[PROBLEM TO WORK ON] The records below need retyping in full; give them again exactly.

[ENTRIES PROVIDED]
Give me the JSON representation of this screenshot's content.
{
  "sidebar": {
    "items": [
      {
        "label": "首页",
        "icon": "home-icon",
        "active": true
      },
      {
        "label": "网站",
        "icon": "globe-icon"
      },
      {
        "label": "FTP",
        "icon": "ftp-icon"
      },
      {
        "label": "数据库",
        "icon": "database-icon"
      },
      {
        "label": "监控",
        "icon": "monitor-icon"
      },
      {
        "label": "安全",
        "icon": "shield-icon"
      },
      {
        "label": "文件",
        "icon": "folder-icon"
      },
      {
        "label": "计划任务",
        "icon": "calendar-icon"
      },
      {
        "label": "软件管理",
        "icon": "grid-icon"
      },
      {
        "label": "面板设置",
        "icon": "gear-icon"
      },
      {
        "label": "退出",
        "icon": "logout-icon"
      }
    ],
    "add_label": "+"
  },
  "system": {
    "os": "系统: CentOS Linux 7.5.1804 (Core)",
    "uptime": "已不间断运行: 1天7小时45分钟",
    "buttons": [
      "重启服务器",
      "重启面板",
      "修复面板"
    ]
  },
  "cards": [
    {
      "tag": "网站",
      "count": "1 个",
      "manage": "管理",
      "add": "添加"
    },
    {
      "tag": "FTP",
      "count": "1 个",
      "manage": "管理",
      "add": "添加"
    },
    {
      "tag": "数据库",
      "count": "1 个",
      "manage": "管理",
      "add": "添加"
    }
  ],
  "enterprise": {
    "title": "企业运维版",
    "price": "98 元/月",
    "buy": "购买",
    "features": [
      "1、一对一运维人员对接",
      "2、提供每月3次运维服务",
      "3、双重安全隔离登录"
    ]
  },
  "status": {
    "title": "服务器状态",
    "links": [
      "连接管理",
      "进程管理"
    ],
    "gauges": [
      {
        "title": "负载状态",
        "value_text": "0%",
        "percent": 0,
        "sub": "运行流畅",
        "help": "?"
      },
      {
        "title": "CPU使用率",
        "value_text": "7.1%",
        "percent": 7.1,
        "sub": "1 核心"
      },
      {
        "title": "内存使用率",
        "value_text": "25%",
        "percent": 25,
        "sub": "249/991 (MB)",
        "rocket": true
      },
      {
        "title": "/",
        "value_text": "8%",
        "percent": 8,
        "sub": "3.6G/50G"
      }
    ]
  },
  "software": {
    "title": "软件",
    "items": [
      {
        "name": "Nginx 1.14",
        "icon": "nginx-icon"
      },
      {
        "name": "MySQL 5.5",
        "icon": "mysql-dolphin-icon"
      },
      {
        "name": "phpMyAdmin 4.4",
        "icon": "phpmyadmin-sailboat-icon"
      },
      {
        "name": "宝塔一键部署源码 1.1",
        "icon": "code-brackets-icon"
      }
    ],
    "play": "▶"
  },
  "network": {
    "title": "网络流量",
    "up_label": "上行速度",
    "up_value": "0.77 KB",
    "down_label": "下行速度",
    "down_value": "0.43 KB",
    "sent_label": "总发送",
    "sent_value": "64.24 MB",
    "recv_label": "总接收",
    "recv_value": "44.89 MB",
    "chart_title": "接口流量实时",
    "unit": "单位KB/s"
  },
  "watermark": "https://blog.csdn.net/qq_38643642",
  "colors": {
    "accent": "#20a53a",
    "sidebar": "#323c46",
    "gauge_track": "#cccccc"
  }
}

[RESPONSE]
Give me the JSON representation of this screenshot's content.
{
  "sidebar": {
    "items": [
      {
        "label": "首页",
        "icon": "home-icon",
        "active": true
      },
      {
        "label": "网站",
        "icon": "globe-icon"
      },
      {
        "label": "FTP",
        "icon": "ftp-icon"
      },
      {
        "label": "数据库",
        "icon": "database-icon"
      },
      {
        "label": "监控",
        "icon": "monitor-icon"
      },
      {
        "label": "安全",
        "icon": "shield-icon"
      },
      {
        "label": "文件",
        "icon": "folder-icon"
      },
      {
        "label": "计划任务",
        "icon": "calendar-icon"
      },
      {
        "label": "软件管理",
        "icon": "grid-icon"
      },
      {
        "label": "面板设置",
        "icon": "gear-icon"
      },
      {
        "label": "退出",
        "icon": "logout-icon"
      }
    ],
    "add_label": "+"
  },
  "system": {
    "os": "系统: CentOS Linux 7.5.1804 (Core)",
    "uptime": "已不间断运行: 1天7小时45分钟",
    "buttons": [
      "重启服务器",
      "重启面板",
      "修复面板"
    ]
  },
  "cards": [
    {
      "tag": "网站",
      "count": "1 个",
      "manage": "管理",
      "add": "添加"
    },
    {
      "tag": "FTP",
      "count": "1 个",
      "manage": "管理",
      "add": "添加"
    },
    {
      "tag": "数据库",
      "count": "1 个",
      "manage": "管理",
      "add": "添加"
    }
  ],
  "enterprise": {
    "title": "企业运维版",
    "price": "98 元/月",
    "buy": "购买",
    "features": [
      "1、一对一运维人员对接",
      "2、提供每月3次运维服务",
      "3、双重安全隔离登录"
    ]
  },
  "status": {
    "title": "服务器状态",
    "links": [
      "连接管理",
      "进程管理"
    ],
    "gauges": [
      {
        "title": "负载状态",
        "value_text": "0%",
        "percent": 0,
        "sub": "运行流畅",
        "help": "?"
      },
      {
        "title": "CPU使用率",
        "value_text": "7.1%",
        "percent": 7.1,
        "sub": "1 核心"
      },
      {
        "title": "内存使用率",
        "value_text": "25%",
        "percent": 25,
        "sub": "249/991 (MB)",
        "rocket": true
      },
      {
        "title": "/",
        "value_text": "8%",
        "percent": 8,
        "sub": "3.6G/50G"
      }
    ]
  },
  "software": {
    "title": "软件",
    "items": [
      {
        "name": "Nginx 1.14",
        "icon": "nginx-icon"
      },
      {
        "name": "MySQL 5.5",
        "icon": "mysql-dolphin-icon"
      },
      {
        "name": "phpMyAdmin 4.4",
        "icon": "phpmyadmin-sailboat-icon"
      },
      {
        "name": "宝塔一键部署源码 1.1",
        "icon": "code-brackets-icon"
      }
    ],
    "play": "▶"
  },
  "network": {
    "title": "网络流量",
    "up_label": "上行速度",
    "up_value": "0.77 KB",
    "down_label": "下行速度",
    "down_value": "0.43 KB",
    "sent_label": "总发送",
    "sent_value": "64.24 MB",
    "recv_label": "总接收",
    "recv_value": "44.89 MB",
    "chart_title": "接口流量实时",
    "unit": "单位KB/s"
  },
  "watermark": "https://blog.csdn.net/qq_38643642",
  "colors": {
    "accent": "#20a53a",
    "sidebar": "#323c46",
    "gauge_track": "#cccccc"
  }
}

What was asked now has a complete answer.